- [Work instructions]
Go through the material and pull out every line with the string "https" in it.

---------- Entries supplied

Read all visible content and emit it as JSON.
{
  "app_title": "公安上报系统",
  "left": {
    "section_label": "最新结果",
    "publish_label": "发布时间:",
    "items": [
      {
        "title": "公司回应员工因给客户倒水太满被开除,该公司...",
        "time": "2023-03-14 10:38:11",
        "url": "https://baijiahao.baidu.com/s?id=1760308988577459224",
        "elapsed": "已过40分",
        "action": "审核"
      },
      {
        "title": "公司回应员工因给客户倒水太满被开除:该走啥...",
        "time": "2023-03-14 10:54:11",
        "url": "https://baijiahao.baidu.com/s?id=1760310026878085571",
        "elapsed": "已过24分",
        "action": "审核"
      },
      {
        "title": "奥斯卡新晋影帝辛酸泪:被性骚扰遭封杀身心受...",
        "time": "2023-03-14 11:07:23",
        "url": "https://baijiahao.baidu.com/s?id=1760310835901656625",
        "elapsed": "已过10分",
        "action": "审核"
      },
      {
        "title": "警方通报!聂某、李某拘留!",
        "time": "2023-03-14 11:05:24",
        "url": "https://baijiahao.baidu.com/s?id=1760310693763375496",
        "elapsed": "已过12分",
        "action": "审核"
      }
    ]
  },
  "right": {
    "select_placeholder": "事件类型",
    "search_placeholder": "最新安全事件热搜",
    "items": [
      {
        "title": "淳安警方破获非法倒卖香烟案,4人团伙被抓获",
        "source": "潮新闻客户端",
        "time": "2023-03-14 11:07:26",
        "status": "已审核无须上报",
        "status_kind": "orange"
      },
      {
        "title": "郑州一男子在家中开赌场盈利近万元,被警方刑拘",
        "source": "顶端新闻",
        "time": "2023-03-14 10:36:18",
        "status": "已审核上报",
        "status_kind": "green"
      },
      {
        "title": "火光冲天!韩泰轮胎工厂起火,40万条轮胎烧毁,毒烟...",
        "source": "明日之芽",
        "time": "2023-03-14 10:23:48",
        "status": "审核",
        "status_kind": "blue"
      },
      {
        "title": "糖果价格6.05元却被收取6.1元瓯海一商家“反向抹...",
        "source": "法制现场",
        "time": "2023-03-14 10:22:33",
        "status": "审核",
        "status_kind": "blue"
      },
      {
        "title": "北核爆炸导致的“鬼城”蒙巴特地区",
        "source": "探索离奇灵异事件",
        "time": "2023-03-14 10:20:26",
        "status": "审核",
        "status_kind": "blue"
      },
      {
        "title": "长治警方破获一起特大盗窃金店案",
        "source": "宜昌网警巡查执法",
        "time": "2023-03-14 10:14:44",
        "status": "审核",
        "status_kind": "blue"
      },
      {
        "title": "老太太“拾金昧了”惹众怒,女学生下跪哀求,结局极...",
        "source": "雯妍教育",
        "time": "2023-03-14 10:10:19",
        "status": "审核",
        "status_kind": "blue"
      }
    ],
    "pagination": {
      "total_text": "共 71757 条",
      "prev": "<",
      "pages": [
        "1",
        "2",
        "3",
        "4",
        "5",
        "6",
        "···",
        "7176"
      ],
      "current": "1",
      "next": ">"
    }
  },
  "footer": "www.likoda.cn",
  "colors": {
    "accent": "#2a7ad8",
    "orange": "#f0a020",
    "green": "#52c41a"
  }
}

--------------------

- [Exercise solution]
        "url": "https://baijiahao.baidu.com/s?id=1760308988577459224",
        "url": "https://baijiahao.baidu.com/s?id=1760310026878085571",
        "url": "https://baijiahao.baidu.com/s?id=1760310835901656625",
        "url": "https://baijiahao.baidu.com/s?id=1760310693763375496",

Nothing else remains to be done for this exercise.